◆ **DESCRIPTION OF THE TASK**: Quote each record exactly, please, leaving none out.

[Source data]
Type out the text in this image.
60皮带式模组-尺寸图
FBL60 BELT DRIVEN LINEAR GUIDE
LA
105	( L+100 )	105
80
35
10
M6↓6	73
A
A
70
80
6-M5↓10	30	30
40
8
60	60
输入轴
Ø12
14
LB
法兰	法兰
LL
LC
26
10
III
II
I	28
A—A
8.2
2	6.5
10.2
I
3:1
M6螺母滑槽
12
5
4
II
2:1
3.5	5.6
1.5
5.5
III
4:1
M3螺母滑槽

◆ **FINISHED TASK**:
Type out the text in this image.
60皮带式模组-尺寸图
FBL60 BELT DRIVEN LINEAR GUIDE
LA
105	( L+100 )	105
80
35
10
M6↓6	73
A
A
70
80
6-M5↓10	30	30
40
8
60	60
输入轴
Ø12
14
LB
法兰	法兰
LL
LC
26
10
III
II
I	28
A—A
8.2
2	6.5
10.2
I
3:1
M6螺母滑槽
12
5
4
II
2:1
3.5	5.6
1.5
5.5
III
4:1
M3螺母滑槽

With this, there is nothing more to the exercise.